What is asked —
Output every line below without omitting or altering anything.

Data for the task —
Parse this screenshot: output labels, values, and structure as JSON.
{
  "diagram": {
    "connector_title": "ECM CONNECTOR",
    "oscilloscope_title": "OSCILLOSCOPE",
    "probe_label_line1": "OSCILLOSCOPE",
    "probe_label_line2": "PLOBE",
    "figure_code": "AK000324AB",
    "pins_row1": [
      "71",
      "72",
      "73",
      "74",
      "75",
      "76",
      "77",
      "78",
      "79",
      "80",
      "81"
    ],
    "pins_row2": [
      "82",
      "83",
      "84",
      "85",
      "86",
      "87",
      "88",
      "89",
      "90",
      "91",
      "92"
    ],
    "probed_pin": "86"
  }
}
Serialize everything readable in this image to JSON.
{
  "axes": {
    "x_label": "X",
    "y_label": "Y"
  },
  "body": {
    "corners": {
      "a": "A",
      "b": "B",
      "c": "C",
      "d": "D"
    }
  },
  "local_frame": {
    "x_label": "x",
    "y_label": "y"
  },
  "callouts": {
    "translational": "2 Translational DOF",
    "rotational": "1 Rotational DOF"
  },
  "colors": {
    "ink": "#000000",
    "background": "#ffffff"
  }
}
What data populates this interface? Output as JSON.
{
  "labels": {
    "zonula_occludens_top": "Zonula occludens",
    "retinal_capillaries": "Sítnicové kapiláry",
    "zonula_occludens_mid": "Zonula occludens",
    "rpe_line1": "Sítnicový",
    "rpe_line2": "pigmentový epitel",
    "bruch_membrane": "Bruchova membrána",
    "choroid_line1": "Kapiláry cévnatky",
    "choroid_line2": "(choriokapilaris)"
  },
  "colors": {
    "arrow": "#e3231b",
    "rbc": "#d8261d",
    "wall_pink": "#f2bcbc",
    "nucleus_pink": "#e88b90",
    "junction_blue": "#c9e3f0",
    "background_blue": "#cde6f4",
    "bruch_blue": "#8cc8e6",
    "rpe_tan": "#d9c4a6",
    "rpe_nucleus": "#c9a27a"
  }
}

Output for this task —
Parse this screenshot: output labels, values, and structure as JSON.
{
  "diagram": {
    "connector_title": "ECM CONNECTOR",
    "oscilloscope_title": "OSCILLOSCOPE",
    "probe_label_line1": "OSCILLOSCOPE",
    "probe_label_line2": "PLOBE",
    "figure_code": "AK000324AB",
    "pins_row1": [
      "71",
      "72",
      "73",
      "74",
      "75",
      "76",
      "77",
      "78",
      "79",
      "80",
      "81"
    ],
    "pins_row2": [
      "82",
      "83",
      "84",
      "85",
      "86",
      "87",
      "88",
      "89",
      "90",
      "91",
      "92"
    ],
    "probed_pin": "86"
  }
}
Serialize everything readable in this image to JSON.
{
  "axes": {
    "x_label": "X",
    "y_label": "Y"
  },
  "body": {
    "corners": {
      "a": "A",
      "b": "B",
      "c": "C",
      "d": "D"
    }
  },
  "local_frame": {
    "x_label": "x",
    "y_label": "y"
  },
  "callouts": {
    "translational": "2 Translational DOF",
    "rotational": "1 Rotational DOF"
  },
  "colors": {
    "ink": "#000000",
    "background": "#ffffff"
  }
}
What data populates this interface? Output as JSON.
{
  "labels": {
    "zonula_occludens_top": "Zonula occludens",
    "retinal_capillaries": "Sítnicové kapiláry",
    "zonula_occludens_mid": "Zonula occludens",
    "rpe_line1": "Sítnicový",
    "rpe_line2": "pigmentový epitel",
    "bruch_membrane": "Bruchova membrána",
    "choroid_line1": "Kapiláry cévnatky",
    "choroid_line2": "(choriokapilaris)"
  },
  "colors": {
    "arrow": "#e3231b",
    "rbc": "#d8261d",
    "wall_pink": "#f2bcbc",
    "nucleus_pink": "#e88b90",
    "junction_blue": "#c9e3f0",
    "background_blue": "#cde6f4",
    "bruch_blue": "#8cc8e6",
    "rpe_tan": "#d9c4a6",
    "rpe_nucleus": "#c9a27a"
  }
}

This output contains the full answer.